__Stated task__. Go through the listing below and list every line with "школе".

(Collected data entries)
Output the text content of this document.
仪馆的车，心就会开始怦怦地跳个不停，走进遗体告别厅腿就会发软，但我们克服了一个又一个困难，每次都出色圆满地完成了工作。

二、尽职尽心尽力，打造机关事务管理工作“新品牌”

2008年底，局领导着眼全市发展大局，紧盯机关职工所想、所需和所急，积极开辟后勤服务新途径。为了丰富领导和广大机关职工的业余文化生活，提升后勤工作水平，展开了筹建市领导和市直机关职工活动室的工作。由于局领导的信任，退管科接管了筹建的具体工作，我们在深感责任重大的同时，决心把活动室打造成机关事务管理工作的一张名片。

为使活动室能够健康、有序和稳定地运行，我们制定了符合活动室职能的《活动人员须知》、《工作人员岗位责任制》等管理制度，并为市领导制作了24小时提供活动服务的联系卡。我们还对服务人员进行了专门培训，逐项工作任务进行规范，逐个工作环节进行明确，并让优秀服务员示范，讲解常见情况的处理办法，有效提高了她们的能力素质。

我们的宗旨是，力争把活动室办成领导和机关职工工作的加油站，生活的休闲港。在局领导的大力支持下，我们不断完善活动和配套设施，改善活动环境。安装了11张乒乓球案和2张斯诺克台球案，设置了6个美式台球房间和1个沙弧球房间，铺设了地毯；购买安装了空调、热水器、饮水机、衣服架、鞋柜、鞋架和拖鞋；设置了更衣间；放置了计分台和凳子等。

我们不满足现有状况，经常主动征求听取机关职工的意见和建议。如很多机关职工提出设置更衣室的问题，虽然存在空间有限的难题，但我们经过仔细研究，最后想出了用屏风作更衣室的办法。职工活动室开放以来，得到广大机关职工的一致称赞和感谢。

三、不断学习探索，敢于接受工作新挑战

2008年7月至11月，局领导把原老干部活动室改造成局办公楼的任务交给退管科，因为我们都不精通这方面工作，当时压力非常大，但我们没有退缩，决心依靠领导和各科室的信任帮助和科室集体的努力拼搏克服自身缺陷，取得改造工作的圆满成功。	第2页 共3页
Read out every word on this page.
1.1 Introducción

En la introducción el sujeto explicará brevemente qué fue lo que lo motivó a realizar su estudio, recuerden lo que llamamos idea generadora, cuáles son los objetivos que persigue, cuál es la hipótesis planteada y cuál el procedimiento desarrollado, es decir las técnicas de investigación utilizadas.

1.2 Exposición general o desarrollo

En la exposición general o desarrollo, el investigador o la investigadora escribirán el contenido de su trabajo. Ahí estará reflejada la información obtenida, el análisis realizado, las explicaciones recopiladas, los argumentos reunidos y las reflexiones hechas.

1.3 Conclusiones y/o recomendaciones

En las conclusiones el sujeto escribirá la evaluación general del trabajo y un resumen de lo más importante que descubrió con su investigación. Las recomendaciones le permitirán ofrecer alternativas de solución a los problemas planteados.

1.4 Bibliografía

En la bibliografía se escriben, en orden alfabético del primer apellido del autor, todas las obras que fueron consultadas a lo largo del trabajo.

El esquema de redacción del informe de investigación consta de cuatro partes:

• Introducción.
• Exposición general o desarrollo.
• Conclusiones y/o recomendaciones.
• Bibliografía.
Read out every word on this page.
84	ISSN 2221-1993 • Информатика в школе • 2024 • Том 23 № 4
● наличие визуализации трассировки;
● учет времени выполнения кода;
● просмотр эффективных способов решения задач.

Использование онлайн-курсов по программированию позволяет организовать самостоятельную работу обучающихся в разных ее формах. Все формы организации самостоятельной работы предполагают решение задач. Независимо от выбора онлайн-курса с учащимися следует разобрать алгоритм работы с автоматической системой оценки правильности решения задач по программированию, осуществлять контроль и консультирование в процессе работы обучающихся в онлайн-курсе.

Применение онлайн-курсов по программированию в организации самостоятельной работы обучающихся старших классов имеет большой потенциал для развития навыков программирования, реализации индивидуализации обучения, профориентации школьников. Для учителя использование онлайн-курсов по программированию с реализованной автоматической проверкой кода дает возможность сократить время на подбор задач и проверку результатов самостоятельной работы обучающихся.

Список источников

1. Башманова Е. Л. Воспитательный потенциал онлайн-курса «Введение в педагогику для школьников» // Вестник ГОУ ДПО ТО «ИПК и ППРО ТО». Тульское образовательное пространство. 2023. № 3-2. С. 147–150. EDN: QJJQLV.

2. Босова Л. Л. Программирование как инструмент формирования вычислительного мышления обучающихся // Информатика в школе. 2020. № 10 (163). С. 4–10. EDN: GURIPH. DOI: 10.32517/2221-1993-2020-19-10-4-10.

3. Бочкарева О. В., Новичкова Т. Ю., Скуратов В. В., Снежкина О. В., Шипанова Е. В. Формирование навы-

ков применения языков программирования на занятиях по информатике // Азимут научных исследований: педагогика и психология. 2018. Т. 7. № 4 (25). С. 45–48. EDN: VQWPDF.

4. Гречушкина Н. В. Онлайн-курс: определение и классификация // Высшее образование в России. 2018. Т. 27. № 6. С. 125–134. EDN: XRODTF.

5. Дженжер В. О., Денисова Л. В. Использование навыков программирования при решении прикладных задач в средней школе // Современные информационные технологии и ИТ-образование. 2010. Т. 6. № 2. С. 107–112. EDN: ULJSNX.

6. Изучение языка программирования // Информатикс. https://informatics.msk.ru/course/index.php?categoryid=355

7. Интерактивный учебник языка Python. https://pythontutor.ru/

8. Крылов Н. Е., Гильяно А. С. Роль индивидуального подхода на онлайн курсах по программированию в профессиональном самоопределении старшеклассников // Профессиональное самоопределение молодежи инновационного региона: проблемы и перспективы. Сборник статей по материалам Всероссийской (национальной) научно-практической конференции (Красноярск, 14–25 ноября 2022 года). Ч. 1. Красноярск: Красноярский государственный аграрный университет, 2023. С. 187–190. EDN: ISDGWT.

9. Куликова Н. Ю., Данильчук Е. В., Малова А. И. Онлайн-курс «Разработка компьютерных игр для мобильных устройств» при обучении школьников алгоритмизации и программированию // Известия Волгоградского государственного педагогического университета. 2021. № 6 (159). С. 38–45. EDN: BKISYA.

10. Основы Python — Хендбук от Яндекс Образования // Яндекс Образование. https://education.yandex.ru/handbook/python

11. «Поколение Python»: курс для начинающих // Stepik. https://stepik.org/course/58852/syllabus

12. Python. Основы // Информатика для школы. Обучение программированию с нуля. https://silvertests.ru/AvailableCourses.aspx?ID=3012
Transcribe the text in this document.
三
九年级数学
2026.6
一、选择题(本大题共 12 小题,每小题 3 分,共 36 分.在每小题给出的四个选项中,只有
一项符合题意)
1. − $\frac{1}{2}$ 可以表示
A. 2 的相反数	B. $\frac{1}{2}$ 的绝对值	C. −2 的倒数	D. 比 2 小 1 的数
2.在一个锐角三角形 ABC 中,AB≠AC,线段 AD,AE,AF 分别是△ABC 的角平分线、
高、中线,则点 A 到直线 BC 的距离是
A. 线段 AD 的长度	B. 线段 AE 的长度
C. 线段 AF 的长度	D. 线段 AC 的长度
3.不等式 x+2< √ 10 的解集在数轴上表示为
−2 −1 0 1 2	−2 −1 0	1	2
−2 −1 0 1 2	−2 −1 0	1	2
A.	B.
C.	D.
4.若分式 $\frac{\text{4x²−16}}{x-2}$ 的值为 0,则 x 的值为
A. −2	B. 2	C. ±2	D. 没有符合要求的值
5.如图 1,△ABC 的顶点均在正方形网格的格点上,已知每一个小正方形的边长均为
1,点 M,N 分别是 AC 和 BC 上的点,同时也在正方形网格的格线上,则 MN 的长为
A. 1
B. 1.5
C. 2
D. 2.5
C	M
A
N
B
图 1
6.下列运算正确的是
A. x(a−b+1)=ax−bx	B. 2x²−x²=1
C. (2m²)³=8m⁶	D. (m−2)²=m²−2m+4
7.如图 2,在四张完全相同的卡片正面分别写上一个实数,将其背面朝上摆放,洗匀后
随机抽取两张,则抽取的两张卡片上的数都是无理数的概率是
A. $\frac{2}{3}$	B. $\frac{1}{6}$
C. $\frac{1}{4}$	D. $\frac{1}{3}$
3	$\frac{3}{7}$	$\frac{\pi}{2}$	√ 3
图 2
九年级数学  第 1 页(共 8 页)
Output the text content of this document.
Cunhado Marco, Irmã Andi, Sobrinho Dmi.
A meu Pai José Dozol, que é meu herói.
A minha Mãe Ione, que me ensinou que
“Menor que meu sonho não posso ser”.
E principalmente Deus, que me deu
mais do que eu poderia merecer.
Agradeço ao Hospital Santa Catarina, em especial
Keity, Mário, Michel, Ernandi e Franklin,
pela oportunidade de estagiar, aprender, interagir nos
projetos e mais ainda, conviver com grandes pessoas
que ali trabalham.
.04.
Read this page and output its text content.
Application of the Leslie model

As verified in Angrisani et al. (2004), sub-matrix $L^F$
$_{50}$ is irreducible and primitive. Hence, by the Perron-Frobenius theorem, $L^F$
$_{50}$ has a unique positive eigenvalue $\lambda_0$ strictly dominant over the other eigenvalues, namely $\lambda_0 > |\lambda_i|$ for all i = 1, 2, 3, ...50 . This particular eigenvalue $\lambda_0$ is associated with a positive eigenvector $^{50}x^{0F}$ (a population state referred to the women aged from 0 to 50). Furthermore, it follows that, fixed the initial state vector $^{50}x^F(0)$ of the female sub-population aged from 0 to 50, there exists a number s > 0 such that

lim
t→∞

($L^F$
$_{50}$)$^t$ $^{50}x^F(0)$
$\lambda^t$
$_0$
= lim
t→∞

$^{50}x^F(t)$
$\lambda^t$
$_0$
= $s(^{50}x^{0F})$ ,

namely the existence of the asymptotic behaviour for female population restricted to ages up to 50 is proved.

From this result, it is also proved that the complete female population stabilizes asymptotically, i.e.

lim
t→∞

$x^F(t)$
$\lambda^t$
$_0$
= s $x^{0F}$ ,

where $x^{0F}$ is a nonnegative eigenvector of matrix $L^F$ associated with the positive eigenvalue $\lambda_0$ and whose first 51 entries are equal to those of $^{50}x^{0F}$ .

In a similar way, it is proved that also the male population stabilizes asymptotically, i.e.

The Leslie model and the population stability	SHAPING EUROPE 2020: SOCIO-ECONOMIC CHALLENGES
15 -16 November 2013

__Solution to the exercise__.
84	ISSN 2221-1993 • Информатика в школе • 2024 • Том 23 № 4
2. Босова Л. Л. Программирование как инструмент формирования вычислительного мышления обучающихся // Информатика в школе. 2020. № 10 (163). С. 4–10. EDN: GURIPH. DOI: 10.32517/2221-1993-2020-19-10-4-10.
5. Дженжер В. О., Денисова Л. В. Использование навыков программирования при решении прикладных задач в средней школе // Современные информационные технологии и ИТ-образование. 2010. Т. 6. № 2. С. 107–112. EDN: ULJSNX.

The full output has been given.